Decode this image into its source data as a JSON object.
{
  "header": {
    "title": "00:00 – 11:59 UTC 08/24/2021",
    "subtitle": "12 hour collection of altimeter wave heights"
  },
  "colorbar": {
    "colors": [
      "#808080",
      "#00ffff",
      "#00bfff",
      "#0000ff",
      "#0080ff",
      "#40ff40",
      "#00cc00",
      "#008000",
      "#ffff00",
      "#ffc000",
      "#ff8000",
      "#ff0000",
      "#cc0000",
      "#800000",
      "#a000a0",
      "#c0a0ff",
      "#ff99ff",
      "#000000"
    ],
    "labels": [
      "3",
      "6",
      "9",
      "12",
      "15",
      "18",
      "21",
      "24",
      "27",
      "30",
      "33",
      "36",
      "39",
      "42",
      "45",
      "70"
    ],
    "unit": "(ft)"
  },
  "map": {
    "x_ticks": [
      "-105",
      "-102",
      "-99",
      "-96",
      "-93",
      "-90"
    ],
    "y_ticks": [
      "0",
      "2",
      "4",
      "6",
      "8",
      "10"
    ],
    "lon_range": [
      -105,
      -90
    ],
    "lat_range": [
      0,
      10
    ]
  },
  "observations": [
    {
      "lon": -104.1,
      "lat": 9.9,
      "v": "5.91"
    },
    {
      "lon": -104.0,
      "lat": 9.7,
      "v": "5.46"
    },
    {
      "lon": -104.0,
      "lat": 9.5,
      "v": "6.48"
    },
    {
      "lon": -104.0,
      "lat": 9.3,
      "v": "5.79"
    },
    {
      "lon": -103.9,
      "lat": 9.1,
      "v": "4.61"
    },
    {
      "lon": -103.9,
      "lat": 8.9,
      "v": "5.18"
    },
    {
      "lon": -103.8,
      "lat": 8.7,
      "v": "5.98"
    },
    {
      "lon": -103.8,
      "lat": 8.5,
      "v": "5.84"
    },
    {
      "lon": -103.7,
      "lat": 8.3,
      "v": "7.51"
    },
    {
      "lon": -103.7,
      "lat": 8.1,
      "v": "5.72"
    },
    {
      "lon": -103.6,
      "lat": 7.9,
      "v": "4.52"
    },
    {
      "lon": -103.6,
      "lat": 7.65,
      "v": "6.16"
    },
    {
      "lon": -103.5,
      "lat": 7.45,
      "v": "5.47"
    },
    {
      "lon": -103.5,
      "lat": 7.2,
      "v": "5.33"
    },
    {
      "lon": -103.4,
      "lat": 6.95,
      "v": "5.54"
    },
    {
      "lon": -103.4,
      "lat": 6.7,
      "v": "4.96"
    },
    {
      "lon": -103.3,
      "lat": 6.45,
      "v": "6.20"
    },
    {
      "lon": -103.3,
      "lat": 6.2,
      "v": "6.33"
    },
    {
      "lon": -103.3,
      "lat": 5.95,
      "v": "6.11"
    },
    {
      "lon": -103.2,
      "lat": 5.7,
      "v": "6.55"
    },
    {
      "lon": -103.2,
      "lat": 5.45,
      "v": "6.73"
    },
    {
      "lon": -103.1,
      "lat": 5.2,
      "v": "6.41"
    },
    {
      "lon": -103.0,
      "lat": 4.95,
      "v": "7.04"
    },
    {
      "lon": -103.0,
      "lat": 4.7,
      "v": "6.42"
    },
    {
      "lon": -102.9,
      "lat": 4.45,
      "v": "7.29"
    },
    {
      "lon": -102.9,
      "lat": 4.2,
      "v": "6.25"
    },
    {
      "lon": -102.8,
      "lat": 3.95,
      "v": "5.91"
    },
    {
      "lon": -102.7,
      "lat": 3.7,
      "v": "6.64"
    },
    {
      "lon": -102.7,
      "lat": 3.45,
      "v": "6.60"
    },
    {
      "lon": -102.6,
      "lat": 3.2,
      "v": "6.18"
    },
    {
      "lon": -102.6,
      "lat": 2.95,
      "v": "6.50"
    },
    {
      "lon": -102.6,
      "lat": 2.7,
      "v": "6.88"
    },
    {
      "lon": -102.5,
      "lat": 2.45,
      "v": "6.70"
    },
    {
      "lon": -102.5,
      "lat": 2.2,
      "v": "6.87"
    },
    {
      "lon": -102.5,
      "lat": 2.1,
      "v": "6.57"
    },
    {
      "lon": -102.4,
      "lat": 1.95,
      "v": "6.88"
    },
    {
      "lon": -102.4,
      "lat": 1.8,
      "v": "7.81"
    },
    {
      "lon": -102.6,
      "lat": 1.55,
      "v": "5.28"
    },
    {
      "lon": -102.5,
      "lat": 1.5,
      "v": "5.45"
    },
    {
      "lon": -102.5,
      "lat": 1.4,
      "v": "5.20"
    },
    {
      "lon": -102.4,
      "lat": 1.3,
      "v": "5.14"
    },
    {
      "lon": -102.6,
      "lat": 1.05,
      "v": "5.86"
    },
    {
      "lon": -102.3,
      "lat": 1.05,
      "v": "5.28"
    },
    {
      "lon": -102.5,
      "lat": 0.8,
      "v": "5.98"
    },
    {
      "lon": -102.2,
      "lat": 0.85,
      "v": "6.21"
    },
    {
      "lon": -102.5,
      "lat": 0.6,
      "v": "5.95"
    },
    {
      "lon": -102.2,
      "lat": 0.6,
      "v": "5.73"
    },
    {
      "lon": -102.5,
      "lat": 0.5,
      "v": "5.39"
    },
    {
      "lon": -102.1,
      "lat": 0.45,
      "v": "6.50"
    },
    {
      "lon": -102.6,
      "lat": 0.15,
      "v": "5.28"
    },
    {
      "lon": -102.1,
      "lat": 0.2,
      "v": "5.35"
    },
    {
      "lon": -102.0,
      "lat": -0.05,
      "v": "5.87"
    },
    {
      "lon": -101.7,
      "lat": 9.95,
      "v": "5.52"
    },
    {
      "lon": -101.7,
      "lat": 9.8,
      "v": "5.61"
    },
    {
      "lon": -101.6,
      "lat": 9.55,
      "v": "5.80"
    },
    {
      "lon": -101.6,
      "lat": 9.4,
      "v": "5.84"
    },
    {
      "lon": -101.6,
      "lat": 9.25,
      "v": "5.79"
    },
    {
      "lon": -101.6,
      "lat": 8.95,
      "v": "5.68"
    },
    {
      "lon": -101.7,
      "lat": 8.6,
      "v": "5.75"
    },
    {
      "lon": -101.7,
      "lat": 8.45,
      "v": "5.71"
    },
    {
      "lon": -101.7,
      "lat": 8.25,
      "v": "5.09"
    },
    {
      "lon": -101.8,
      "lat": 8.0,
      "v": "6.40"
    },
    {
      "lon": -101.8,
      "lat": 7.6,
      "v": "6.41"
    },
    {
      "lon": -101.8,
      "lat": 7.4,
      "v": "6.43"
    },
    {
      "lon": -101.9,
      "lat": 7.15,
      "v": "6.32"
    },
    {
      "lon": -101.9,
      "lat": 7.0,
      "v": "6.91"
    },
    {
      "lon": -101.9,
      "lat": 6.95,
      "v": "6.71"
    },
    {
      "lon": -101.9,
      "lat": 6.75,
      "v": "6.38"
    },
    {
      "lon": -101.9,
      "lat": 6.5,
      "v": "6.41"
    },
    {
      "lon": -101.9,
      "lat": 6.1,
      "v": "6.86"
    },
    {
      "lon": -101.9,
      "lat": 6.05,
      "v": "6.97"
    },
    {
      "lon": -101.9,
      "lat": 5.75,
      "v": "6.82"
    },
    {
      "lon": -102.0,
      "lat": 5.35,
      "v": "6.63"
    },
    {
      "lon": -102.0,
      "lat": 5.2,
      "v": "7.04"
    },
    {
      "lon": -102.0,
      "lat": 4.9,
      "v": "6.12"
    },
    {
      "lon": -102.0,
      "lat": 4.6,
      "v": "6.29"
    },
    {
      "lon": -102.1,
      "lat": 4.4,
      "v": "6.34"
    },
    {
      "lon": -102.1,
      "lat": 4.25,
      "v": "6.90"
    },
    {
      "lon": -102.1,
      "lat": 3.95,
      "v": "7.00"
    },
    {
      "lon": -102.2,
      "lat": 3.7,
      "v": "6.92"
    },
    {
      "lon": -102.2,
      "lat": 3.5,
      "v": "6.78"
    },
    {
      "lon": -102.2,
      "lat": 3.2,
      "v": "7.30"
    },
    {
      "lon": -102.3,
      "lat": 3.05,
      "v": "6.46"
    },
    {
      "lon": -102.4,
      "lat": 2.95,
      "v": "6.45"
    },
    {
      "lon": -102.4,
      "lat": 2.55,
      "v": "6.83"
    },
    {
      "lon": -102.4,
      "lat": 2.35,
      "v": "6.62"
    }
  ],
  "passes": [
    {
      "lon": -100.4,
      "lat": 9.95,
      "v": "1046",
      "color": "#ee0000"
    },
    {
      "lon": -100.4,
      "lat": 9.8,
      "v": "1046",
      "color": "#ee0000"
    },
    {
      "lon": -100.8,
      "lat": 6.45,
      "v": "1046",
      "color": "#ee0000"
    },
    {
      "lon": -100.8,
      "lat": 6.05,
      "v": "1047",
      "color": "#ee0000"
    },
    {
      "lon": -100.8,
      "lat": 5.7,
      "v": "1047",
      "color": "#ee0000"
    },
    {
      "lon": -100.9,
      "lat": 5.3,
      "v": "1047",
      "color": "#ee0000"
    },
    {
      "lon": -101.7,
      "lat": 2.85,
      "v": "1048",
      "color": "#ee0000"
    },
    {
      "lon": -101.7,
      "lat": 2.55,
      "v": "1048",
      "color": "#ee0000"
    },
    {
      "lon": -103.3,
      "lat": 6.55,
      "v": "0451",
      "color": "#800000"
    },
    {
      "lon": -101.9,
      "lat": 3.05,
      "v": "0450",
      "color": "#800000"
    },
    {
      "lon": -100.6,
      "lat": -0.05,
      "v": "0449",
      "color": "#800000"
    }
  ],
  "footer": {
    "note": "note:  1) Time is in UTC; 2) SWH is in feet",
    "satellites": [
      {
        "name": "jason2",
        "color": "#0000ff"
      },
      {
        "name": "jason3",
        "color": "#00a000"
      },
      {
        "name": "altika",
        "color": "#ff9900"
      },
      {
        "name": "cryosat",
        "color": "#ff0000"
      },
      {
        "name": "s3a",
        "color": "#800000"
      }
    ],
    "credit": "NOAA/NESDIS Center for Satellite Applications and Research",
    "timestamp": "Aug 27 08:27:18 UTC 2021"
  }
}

• Description of the task: Select all lines with the word "name" from the entries above.

• Result for this task:
        "name": "jason2",
        "name": "jason3",
        "name": "altika",
        "name": "cryosat",
        "name": "s3a",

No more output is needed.